• TASK REQUIREMENTS: Find the lines containing the word "legend" and copy every one of them.
<<<<
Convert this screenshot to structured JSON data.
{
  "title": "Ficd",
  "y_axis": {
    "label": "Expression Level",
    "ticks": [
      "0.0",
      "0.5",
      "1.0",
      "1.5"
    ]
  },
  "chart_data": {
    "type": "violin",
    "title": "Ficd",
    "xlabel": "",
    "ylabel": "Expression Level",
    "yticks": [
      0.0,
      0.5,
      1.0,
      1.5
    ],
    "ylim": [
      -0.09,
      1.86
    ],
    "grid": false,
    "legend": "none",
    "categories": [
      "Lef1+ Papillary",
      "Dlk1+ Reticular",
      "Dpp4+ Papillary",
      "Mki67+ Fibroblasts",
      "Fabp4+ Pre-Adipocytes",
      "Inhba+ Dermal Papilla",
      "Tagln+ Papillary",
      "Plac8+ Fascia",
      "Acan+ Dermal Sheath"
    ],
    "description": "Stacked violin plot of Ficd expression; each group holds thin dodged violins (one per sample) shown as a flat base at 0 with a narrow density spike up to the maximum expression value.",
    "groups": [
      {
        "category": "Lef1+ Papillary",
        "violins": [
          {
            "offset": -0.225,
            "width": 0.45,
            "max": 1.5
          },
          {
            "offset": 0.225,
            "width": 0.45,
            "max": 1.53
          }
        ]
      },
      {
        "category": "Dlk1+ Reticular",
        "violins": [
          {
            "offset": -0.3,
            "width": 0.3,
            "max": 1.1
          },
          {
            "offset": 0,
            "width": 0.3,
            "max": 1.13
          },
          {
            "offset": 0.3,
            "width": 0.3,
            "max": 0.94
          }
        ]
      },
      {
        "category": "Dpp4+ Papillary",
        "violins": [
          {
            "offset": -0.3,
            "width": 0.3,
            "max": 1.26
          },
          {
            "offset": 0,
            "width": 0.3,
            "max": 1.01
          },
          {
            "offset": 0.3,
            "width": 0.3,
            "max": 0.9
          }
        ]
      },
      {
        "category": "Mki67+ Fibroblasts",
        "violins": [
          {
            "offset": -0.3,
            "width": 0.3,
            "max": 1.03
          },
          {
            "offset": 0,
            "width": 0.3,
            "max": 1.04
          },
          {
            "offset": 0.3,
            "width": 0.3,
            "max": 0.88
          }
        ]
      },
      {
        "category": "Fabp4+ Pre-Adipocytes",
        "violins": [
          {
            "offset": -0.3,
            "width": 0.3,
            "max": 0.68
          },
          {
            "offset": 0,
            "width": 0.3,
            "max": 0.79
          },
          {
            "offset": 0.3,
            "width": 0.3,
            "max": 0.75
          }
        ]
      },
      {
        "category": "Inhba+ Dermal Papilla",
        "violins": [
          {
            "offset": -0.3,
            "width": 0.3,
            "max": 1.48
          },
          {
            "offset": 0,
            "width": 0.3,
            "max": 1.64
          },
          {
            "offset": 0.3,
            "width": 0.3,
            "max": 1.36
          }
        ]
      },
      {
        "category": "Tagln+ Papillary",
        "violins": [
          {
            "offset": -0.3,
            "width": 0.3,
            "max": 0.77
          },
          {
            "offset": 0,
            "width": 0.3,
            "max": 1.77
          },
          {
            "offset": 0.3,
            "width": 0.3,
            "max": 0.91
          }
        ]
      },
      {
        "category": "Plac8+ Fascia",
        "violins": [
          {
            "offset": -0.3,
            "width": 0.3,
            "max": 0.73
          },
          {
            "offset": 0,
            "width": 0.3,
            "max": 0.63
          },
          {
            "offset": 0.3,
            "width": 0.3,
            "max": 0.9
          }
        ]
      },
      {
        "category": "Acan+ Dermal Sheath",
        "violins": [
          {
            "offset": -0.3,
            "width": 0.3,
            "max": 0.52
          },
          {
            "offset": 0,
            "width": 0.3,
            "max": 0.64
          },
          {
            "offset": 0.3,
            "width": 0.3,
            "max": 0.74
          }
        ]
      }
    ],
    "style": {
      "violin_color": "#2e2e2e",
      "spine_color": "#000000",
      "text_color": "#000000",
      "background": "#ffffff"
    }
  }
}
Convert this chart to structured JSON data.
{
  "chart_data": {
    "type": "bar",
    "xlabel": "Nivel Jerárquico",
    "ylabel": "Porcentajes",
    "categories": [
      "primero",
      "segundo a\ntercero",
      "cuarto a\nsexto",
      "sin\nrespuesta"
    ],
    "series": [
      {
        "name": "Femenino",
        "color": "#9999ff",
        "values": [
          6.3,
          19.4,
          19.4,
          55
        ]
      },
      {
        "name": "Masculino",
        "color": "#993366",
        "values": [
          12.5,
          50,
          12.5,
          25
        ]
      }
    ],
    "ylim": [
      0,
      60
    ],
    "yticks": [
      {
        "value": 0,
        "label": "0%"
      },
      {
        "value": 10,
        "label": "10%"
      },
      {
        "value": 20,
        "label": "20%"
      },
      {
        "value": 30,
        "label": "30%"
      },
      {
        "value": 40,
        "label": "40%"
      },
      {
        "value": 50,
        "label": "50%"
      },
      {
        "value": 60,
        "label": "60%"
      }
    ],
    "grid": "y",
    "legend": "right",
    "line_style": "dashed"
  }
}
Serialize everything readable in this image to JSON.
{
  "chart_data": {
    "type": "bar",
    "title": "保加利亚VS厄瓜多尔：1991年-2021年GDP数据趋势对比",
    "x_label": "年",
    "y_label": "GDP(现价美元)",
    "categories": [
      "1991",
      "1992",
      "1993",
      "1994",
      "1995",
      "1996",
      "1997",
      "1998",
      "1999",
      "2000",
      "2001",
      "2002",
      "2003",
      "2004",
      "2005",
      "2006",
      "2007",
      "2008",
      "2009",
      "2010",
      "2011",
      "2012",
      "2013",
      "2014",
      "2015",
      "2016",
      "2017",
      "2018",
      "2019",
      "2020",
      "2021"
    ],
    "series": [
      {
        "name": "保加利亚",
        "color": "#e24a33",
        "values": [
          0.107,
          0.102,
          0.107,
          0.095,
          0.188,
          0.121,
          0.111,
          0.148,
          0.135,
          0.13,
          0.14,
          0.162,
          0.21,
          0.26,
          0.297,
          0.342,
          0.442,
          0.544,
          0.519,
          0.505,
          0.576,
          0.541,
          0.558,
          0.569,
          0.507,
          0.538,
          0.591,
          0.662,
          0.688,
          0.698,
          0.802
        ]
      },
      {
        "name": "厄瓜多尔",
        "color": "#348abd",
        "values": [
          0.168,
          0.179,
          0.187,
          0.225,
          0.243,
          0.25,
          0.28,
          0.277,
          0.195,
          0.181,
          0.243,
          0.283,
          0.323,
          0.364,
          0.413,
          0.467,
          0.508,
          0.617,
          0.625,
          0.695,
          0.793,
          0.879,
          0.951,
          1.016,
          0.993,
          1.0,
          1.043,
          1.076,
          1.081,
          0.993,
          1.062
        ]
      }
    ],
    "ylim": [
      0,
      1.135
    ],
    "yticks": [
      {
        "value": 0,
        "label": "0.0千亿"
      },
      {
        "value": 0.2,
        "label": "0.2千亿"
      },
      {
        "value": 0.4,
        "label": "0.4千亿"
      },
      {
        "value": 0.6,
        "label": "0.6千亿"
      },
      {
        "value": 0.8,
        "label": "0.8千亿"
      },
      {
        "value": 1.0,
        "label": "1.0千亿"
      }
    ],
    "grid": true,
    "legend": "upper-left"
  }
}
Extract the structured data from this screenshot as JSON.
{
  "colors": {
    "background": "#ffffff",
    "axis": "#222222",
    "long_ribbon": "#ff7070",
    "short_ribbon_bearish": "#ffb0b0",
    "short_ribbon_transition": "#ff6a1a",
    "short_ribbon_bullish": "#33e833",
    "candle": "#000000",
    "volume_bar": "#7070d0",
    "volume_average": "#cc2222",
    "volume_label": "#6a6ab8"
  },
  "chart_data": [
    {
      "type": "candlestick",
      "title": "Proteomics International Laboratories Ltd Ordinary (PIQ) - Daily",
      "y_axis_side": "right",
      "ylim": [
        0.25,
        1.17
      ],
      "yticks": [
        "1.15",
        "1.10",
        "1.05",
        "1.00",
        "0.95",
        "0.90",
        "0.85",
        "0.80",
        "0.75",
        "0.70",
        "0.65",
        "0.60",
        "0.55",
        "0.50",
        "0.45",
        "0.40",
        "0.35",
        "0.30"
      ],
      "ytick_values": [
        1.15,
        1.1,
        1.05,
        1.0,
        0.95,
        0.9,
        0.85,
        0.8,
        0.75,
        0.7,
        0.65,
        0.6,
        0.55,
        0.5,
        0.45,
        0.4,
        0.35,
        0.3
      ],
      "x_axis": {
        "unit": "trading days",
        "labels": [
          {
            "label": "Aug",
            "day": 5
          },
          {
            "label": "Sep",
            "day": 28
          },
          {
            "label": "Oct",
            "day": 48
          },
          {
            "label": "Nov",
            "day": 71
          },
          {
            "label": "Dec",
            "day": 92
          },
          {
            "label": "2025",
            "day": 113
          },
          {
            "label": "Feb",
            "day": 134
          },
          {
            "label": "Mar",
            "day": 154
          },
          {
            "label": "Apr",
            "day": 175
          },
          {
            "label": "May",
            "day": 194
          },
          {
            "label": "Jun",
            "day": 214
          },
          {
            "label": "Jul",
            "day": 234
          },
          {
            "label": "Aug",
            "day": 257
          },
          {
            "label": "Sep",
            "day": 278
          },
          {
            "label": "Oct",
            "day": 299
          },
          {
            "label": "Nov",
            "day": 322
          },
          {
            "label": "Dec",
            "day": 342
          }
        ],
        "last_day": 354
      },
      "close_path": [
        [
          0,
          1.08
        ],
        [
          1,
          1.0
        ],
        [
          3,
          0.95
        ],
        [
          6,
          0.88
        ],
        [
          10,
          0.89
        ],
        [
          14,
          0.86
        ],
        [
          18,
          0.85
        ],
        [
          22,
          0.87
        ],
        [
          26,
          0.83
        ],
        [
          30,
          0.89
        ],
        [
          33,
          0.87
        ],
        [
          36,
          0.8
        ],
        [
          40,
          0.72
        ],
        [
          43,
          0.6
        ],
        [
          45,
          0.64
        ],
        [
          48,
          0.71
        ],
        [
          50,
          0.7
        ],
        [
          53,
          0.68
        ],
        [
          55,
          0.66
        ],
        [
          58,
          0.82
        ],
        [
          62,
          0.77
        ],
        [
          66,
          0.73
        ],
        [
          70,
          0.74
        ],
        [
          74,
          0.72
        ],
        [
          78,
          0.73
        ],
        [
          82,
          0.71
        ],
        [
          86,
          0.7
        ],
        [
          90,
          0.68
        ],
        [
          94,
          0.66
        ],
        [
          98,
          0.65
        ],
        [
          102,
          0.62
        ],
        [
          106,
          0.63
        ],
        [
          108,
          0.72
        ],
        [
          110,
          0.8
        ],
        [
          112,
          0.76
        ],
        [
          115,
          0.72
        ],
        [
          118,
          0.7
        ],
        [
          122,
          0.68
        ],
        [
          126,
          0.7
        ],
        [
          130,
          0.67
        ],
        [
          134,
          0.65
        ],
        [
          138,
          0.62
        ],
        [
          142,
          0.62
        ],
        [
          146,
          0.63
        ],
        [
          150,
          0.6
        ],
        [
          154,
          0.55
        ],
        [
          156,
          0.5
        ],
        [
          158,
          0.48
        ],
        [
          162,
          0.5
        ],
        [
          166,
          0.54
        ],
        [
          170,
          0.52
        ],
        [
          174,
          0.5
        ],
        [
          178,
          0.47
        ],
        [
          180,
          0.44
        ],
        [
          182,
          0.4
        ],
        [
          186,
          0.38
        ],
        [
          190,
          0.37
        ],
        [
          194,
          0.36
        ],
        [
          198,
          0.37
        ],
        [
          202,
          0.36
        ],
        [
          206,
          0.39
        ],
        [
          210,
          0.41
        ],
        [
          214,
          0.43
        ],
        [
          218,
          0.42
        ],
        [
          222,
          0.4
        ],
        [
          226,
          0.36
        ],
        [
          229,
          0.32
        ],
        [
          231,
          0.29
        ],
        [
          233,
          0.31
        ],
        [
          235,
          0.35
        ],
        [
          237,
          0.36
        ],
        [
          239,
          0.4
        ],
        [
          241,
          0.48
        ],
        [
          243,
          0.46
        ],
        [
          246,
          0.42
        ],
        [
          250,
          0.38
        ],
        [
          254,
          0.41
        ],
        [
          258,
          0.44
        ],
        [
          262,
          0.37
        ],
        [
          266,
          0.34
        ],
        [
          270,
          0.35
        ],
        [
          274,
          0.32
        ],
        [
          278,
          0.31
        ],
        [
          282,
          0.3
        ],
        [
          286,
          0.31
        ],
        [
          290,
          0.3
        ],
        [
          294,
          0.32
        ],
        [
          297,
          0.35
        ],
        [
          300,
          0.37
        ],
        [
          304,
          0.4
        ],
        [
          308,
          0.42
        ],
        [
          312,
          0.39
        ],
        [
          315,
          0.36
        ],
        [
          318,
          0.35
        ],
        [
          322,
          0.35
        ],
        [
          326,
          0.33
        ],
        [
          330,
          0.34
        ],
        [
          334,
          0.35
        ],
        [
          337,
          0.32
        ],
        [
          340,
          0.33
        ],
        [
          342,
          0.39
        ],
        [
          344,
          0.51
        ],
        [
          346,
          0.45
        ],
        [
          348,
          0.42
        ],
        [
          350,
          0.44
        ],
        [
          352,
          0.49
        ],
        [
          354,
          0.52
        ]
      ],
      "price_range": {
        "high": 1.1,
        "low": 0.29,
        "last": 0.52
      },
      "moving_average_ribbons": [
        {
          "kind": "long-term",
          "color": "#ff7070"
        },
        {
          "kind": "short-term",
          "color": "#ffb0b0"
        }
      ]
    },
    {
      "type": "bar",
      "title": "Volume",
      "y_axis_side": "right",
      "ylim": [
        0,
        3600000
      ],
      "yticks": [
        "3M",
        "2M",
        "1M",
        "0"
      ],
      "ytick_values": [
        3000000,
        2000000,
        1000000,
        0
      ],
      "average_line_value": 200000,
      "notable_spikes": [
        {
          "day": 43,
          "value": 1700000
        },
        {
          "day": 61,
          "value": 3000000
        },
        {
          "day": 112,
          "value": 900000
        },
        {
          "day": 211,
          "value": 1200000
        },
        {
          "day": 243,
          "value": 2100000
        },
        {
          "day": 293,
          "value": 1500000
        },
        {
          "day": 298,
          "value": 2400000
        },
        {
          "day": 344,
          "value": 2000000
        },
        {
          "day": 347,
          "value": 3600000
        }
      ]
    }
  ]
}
>>>>
• ANSWER TO THE EXERCISE:
    "legend": "none",
    "legend": "right",
    "legend": "upper-left"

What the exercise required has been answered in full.